Gather, from the data below, each line in which the word "Germany" occurs.

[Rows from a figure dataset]
———

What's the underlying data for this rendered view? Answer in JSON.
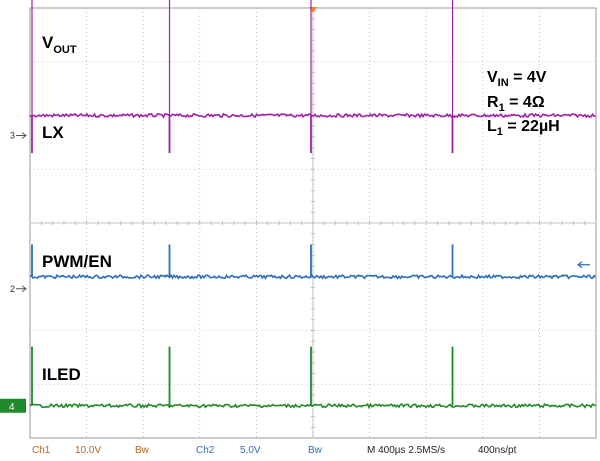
{
  "chart_data": {
    "type": "line",
    "title": "",
    "xlabel": "",
    "ylabel": "",
    "grid": true,
    "time_div": "400µs",
    "x_range_us": [
      0,
      4000
    ],
    "edge_times_us": [
      1000,
      2000,
      3000
    ],
    "series": [
      {
        "name": "VOUT",
        "name_main": "V",
        "name_sub": "OUT",
        "channel": "1",
        "color": "#b8661c",
        "level_div": 5.0,
        "spike_div": [
          0,
          0,
          0
        ]
      },
      {
        "name": "LX",
        "name_main": "LX",
        "name_sub": "",
        "channel": "3",
        "color": "#a020a8",
        "level_div": 2.0,
        "spike_div": [
          -0.7,
          -0.7,
          -0.7
        ]
      },
      {
        "name": "PWM/EN",
        "name_main": "PWM/EN",
        "name_sub": "",
        "channel": "2",
        "color": "#2e6fb8",
        "level_div": -1.0,
        "spike_div": [
          0.6,
          0.6,
          0.6
        ]
      },
      {
        "name": "ILED",
        "name_main": "ILED",
        "name_sub": "",
        "channel": "4",
        "color": "#1f8a2a",
        "level_div": -3.4,
        "spike_div": [
          1.1,
          1.1,
          1.1
        ]
      }
    ],
    "conditions": [
      {
        "main": "V",
        "sub": "IN",
        "rest": " = 4V"
      },
      {
        "main": "R",
        "sub": "1",
        "rest": " = 4Ω"
      },
      {
        "main": "L",
        "sub": "1",
        "rest": " = 22µH"
      }
    ],
    "channel_markers": [
      "3",
      "2",
      "4"
    ],
    "status_bar": [
      {
        "text": "Ch1",
        "color": "#b8661c"
      },
      {
        "text": "10.0V",
        "color": "#b8661c"
      },
      {
        "text": "Bw",
        "color": "#b8661c"
      },
      {
        "text": "Ch2",
        "color": "#2e6fb8"
      },
      {
        "text": "5.0V",
        "color": "#2e6fb8"
      },
      {
        "text": "Bw",
        "color": "#2e6fb8"
      },
      {
        "text": "M 400µs 2.5MS/s",
        "color": "#222222"
      },
      {
        "text": "400ns/pt",
        "color": "#222222"
      }
    ]
  }
}
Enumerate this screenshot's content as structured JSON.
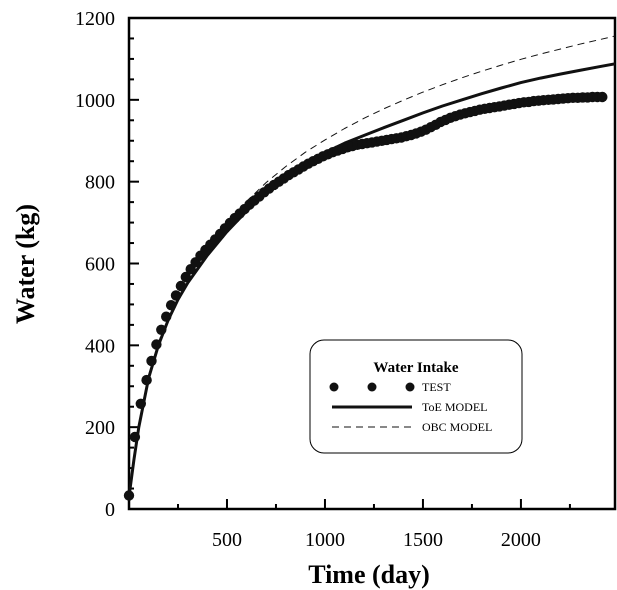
{
  "chart_data": {
    "type": "line",
    "xlabel": "Time (day)",
    "ylabel": "Water (kg)",
    "xlim": [
      0,
      2480
    ],
    "ylim": [
      0,
      1200
    ],
    "x_ticks": [
      500,
      1000,
      1500,
      2000
    ],
    "y_ticks": [
      0,
      200,
      400,
      600,
      800,
      1000,
      1200
    ],
    "grid": false,
    "legend": {
      "title": "Water Intake",
      "placement": "center-right"
    },
    "colors": {
      "series": "#111111",
      "axis": "#000000"
    },
    "series": [
      {
        "name": "TEST",
        "style": "markers",
        "x": [
          0,
          30,
          60,
          90,
          115,
          140,
          165,
          190,
          215,
          240,
          265,
          290,
          315,
          340,
          365,
          390,
          415,
          440,
          465,
          490,
          515,
          540,
          565,
          590,
          615,
          640,
          665,
          690,
          715,
          740,
          765,
          790,
          815,
          840,
          865,
          890,
          915,
          940,
          965,
          990,
          1015,
          1040,
          1065,
          1090,
          1115,
          1140,
          1165,
          1190,
          1215,
          1240,
          1265,
          1290,
          1315,
          1340,
          1365,
          1390,
          1415,
          1440,
          1465,
          1490,
          1515,
          1540,
          1565,
          1590,
          1615,
          1640,
          1665,
          1690,
          1715,
          1740,
          1765,
          1790,
          1815,
          1840,
          1865,
          1890,
          1915,
          1940,
          1965,
          1990,
          2015,
          2040,
          2065,
          2090,
          2115,
          2140,
          2165,
          2190,
          2215,
          2240,
          2265,
          2290,
          2315,
          2340,
          2365,
          2390,
          2415
        ],
        "y": [
          33,
          176,
          257,
          315,
          362,
          402,
          438,
          470,
          498,
          522,
          545,
          567,
          586,
          603,
          619,
          633,
          646,
          659,
          672,
          686,
          699,
          711,
          722,
          733,
          744,
          754,
          764,
          774,
          783,
          792,
          800,
          808,
          816,
          823,
          830,
          837,
          844,
          850,
          856,
          862,
          867,
          872,
          876,
          880,
          884,
          887,
          890,
          892,
          894,
          896,
          898,
          900,
          902,
          904,
          906,
          908,
          911,
          914,
          918,
          922,
          927,
          933,
          939,
          946,
          951,
          956,
          960,
          964,
          967,
          970,
          973,
          976,
          978,
          980,
          982,
          984,
          986,
          988,
          990,
          992,
          994,
          995,
          997,
          998,
          999,
          1000,
          1001,
          1002,
          1003,
          1004,
          1005,
          1005,
          1006,
          1006,
          1007,
          1007,
          1007
        ]
      },
      {
        "name": "ToE MODEL",
        "style": "solid",
        "x": [
          0,
          25,
          50,
          100,
          150,
          200,
          250,
          300,
          400,
          500,
          600,
          700,
          800,
          900,
          1000,
          1100,
          1200,
          1300,
          1400,
          1500,
          1600,
          1700,
          1800,
          1900,
          2000,
          2100,
          2200,
          2300,
          2400,
          2480
        ],
        "y": [
          30,
          120,
          200,
          320,
          400,
          462,
          512,
          553,
          620,
          678,
          728,
          772,
          810,
          843,
          871,
          894,
          913,
          932,
          950,
          968,
          985,
          1000,
          1015,
          1029,
          1042,
          1053,
          1063,
          1072,
          1081,
          1088
        ]
      },
      {
        "name": "OBC MODEL",
        "style": "dashed",
        "x": [
          0,
          25,
          50,
          100,
          150,
          200,
          250,
          300,
          400,
          500,
          600,
          700,
          800,
          900,
          1000,
          1100,
          1200,
          1300,
          1400,
          1500,
          1600,
          1700,
          1800,
          1900,
          2000,
          2100,
          2200,
          2300,
          2400,
          2480
        ],
        "y": [
          30,
          125,
          205,
          325,
          407,
          470,
          522,
          566,
          640,
          700,
          752,
          798,
          837,
          872,
          902,
          930,
          955,
          978,
          999,
          1019,
          1037,
          1054,
          1070,
          1085,
          1099,
          1112,
          1124,
          1136,
          1147,
          1156
        ]
      }
    ]
  }
}
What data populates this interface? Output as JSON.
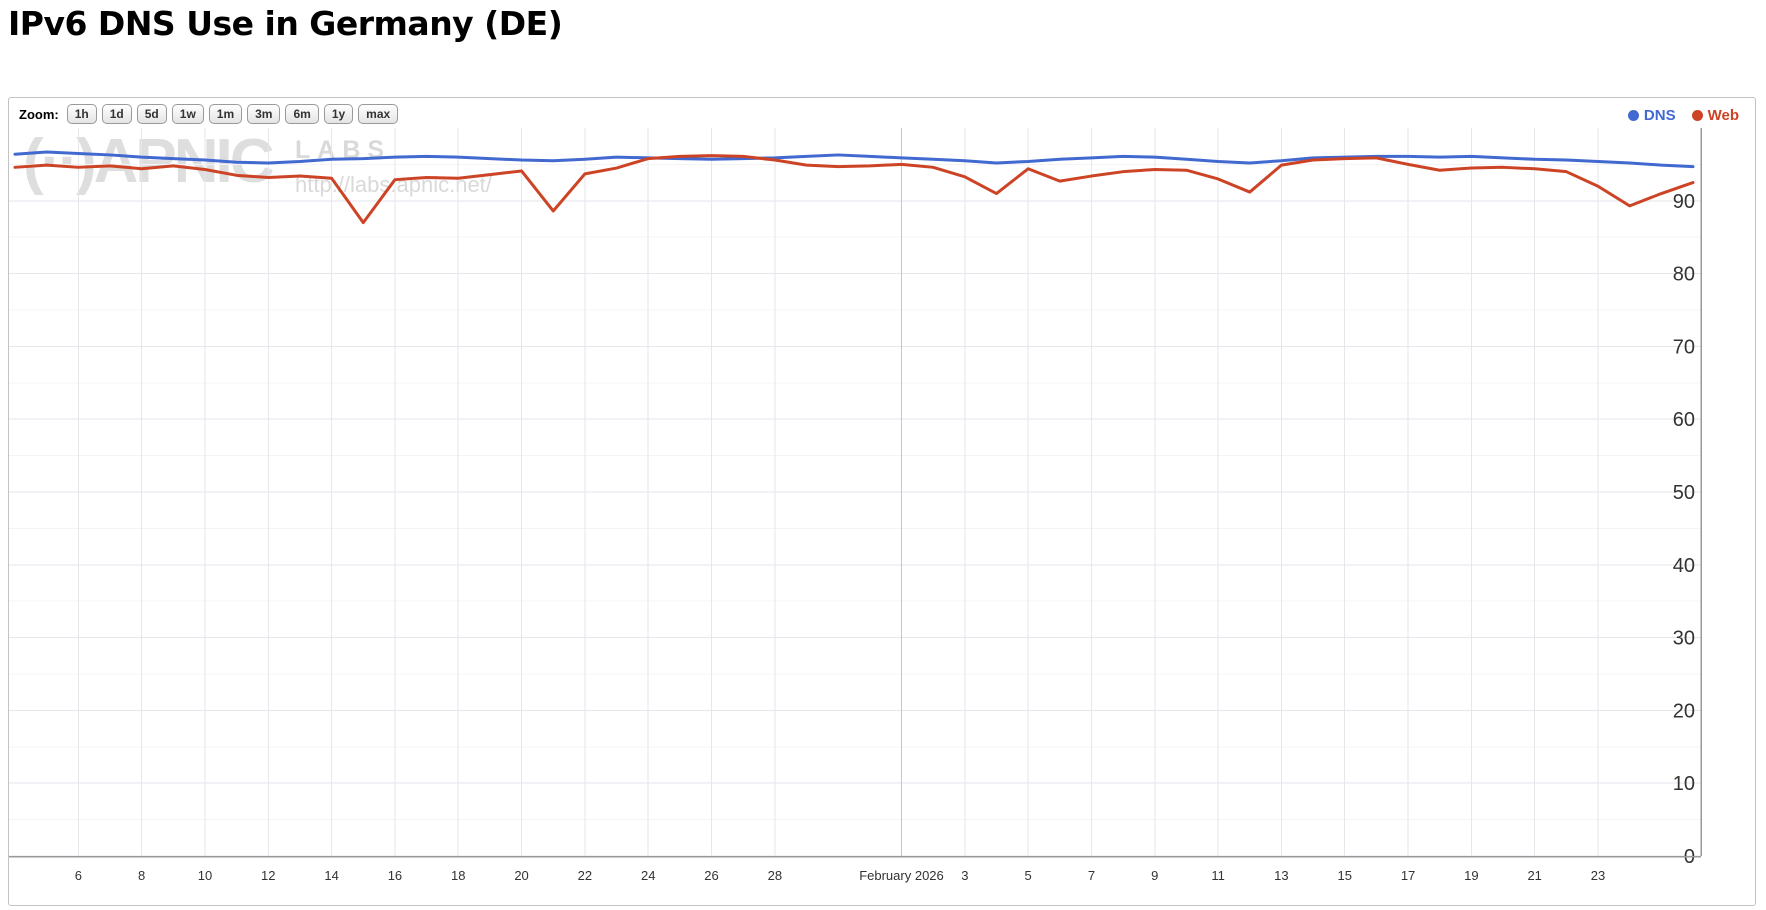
{
  "page": {
    "title": "IPv6 DNS Use in Germany (DE)"
  },
  "toolbar": {
    "zoom_label": "Zoom:",
    "buttons": [
      "1h",
      "1d",
      "5d",
      "1w",
      "1m",
      "3m",
      "6m",
      "1y",
      "max"
    ]
  },
  "legend": [
    {
      "label": "DNS",
      "color": "#4169d0"
    },
    {
      "label": "Web",
      "color": "#cc4425"
    }
  ],
  "watermark": {
    "logo": "(··)APNIC",
    "labs": "LABS",
    "url": "http://labs.apnic.net/"
  },
  "chart_data": {
    "type": "line",
    "title": "IPv6 DNS Use in Germany (DE)",
    "xlabel": "",
    "ylabel": "",
    "ylim": [
      0,
      100
    ],
    "yticks": [
      0,
      10,
      20,
      30,
      40,
      50,
      60,
      70,
      80,
      90
    ],
    "grid": true,
    "legend_position": "top-right",
    "x": [
      "2026-01-04",
      "2026-01-05",
      "2026-01-06",
      "2026-01-07",
      "2026-01-08",
      "2026-01-09",
      "2026-01-10",
      "2026-01-11",
      "2026-01-12",
      "2026-01-13",
      "2026-01-14",
      "2026-01-15",
      "2026-01-16",
      "2026-01-17",
      "2026-01-18",
      "2026-01-19",
      "2026-01-20",
      "2026-01-21",
      "2026-01-22",
      "2026-01-23",
      "2026-01-24",
      "2026-01-25",
      "2026-01-26",
      "2026-01-27",
      "2026-01-28",
      "2026-01-29",
      "2026-01-30",
      "2026-01-31",
      "2026-02-01",
      "2026-02-02",
      "2026-02-03",
      "2026-02-04",
      "2026-02-05",
      "2026-02-06",
      "2026-02-07",
      "2026-02-08",
      "2026-02-09",
      "2026-02-10",
      "2026-02-11",
      "2026-02-12",
      "2026-02-13",
      "2026-02-14",
      "2026-02-15",
      "2026-02-16",
      "2026-02-17",
      "2026-02-18",
      "2026-02-19",
      "2026-02-20",
      "2026-02-21",
      "2026-02-22",
      "2026-02-23",
      "2026-02-24",
      "2026-02-25",
      "2026-02-26"
    ],
    "xticks": [
      {
        "date": "2026-01-06",
        "label": "6"
      },
      {
        "date": "2026-01-08",
        "label": "8"
      },
      {
        "date": "2026-01-10",
        "label": "10"
      },
      {
        "date": "2026-01-12",
        "label": "12"
      },
      {
        "date": "2026-01-14",
        "label": "14"
      },
      {
        "date": "2026-01-16",
        "label": "16"
      },
      {
        "date": "2026-01-18",
        "label": "18"
      },
      {
        "date": "2026-01-20",
        "label": "20"
      },
      {
        "date": "2026-01-22",
        "label": "22"
      },
      {
        "date": "2026-01-24",
        "label": "24"
      },
      {
        "date": "2026-01-26",
        "label": "26"
      },
      {
        "date": "2026-01-28",
        "label": "28"
      },
      {
        "date": "2026-02-01",
        "label": "February 2026",
        "month": true
      },
      {
        "date": "2026-02-03",
        "label": "3"
      },
      {
        "date": "2026-02-05",
        "label": "5"
      },
      {
        "date": "2026-02-07",
        "label": "7"
      },
      {
        "date": "2026-02-09",
        "label": "9"
      },
      {
        "date": "2026-02-11",
        "label": "11"
      },
      {
        "date": "2026-02-13",
        "label": "13"
      },
      {
        "date": "2026-02-15",
        "label": "15"
      },
      {
        "date": "2026-02-17",
        "label": "17"
      },
      {
        "date": "2026-02-19",
        "label": "19"
      },
      {
        "date": "2026-02-21",
        "label": "21"
      },
      {
        "date": "2026-02-23",
        "label": "23"
      }
    ],
    "series": [
      {
        "name": "DNS",
        "color": "#4169d0",
        "values": [
          96.4,
          96.7,
          96.5,
          96.3,
          96.0,
          95.8,
          95.6,
          95.3,
          95.2,
          95.4,
          95.7,
          95.8,
          96.0,
          96.1,
          96.0,
          95.8,
          95.6,
          95.5,
          95.7,
          96.0,
          95.9,
          95.8,
          95.7,
          95.8,
          95.9,
          96.1,
          96.3,
          96.1,
          95.9,
          95.7,
          95.5,
          95.2,
          95.4,
          95.7,
          95.9,
          96.1,
          96.0,
          95.7,
          95.4,
          95.2,
          95.5,
          95.9,
          96.0,
          96.1,
          96.1,
          96.0,
          96.1,
          95.9,
          95.7,
          95.6,
          95.4,
          95.2,
          94.9,
          94.7
        ]
      },
      {
        "name": "Web",
        "color": "#cc4425",
        "values": [
          94.6,
          94.9,
          94.6,
          94.8,
          94.4,
          94.8,
          94.3,
          93.5,
          93.2,
          93.4,
          93.1,
          87.0,
          92.9,
          93.2,
          93.1,
          93.6,
          94.1,
          88.6,
          93.7,
          94.5,
          95.8,
          96.1,
          96.2,
          96.1,
          95.6,
          94.9,
          94.7,
          94.8,
          95.0,
          94.6,
          93.3,
          91.0,
          94.4,
          92.7,
          93.4,
          94.0,
          94.3,
          94.2,
          93.0,
          91.2,
          94.9,
          95.6,
          95.8,
          95.9,
          95.0,
          94.2,
          94.5,
          94.6,
          94.4,
          94.0,
          92.0,
          89.3,
          91.0,
          92.5
        ]
      }
    ]
  }
}
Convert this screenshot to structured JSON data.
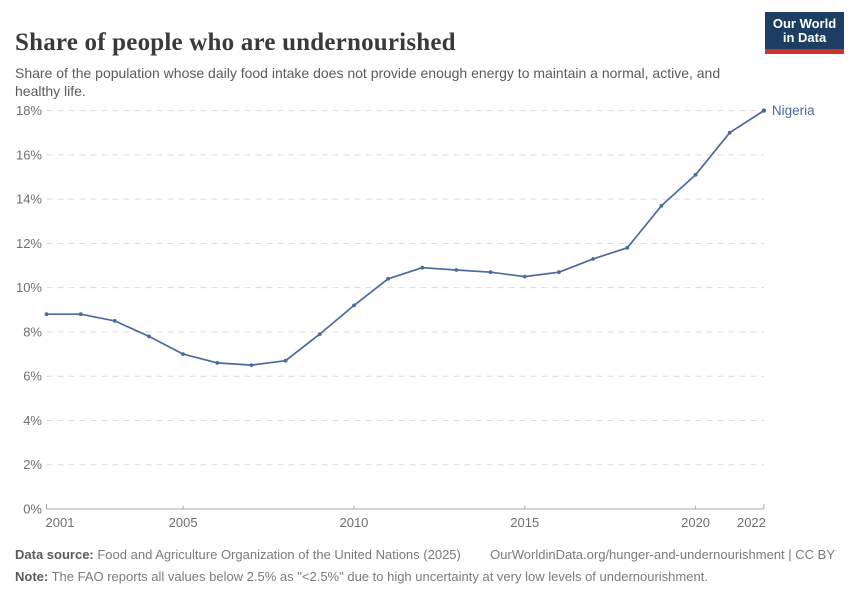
{
  "header": {
    "title": "Share of people who are undernourished",
    "subtitle": "Share of the population whose daily food intake does not provide enough energy to maintain a normal, active, and healthy life.",
    "logo": {
      "line1": "Our World",
      "line2": "in Data"
    }
  },
  "chart_data": {
    "type": "line",
    "title": "Share of people who are undernourished",
    "x": [
      2001,
      2002,
      2003,
      2004,
      2005,
      2006,
      2007,
      2008,
      2009,
      2010,
      2011,
      2012,
      2013,
      2014,
      2015,
      2016,
      2017,
      2018,
      2019,
      2020,
      2021,
      2022
    ],
    "series": [
      {
        "name": "Nigeria",
        "color": "#4c6a9c",
        "values": [
          8.8,
          8.8,
          8.5,
          7.8,
          7.0,
          6.6,
          6.5,
          6.7,
          7.9,
          9.2,
          10.4,
          10.9,
          10.8,
          10.7,
          10.5,
          10.7,
          11.3,
          11.8,
          13.7,
          15.1,
          17.0,
          18.0
        ]
      }
    ],
    "xlim": [
      2001,
      2022
    ],
    "ylim": [
      0,
      18
    ],
    "x_ticks": [
      2001,
      2005,
      2010,
      2015,
      2020,
      2022
    ],
    "x_tick_labels": [
      "2001",
      "2005",
      "2010",
      "2015",
      "2020",
      "2022"
    ],
    "y_ticks": [
      0,
      2,
      4,
      6,
      8,
      10,
      12,
      14,
      16,
      18
    ],
    "y_tick_labels": [
      "0%",
      "2%",
      "4%",
      "6%",
      "8%",
      "10%",
      "12%",
      "14%",
      "16%",
      "18%"
    ],
    "grid": "horizontal-dashed",
    "legend_position": "end-of-line-label",
    "end_label": "Nigeria"
  },
  "footer": {
    "source_label": "Data source:",
    "source_text": " Food and Agriculture Organization of the United Nations (2025)",
    "link_text": "OurWorldinData.org/hunger-and-undernourishment | CC BY",
    "note_label": "Note:",
    "note_text": " The FAO reports all values below 2.5% as \"<2.5%\" due to high uncertainty at very low levels of undernourishment."
  },
  "colors": {
    "line": "#4c6a9c",
    "grid": "#dcdcdc",
    "axis": "#a9a9a9",
    "tick_text": "#6e6e6e",
    "logo_bg": "#1d3d63",
    "logo_bar": "#cf342c"
  }
}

———

Answer to this task -
    "title": "IPv6 DNS Use in Germany (DE)"
    "title": "IPv6 DNS Use in Germany (DE)",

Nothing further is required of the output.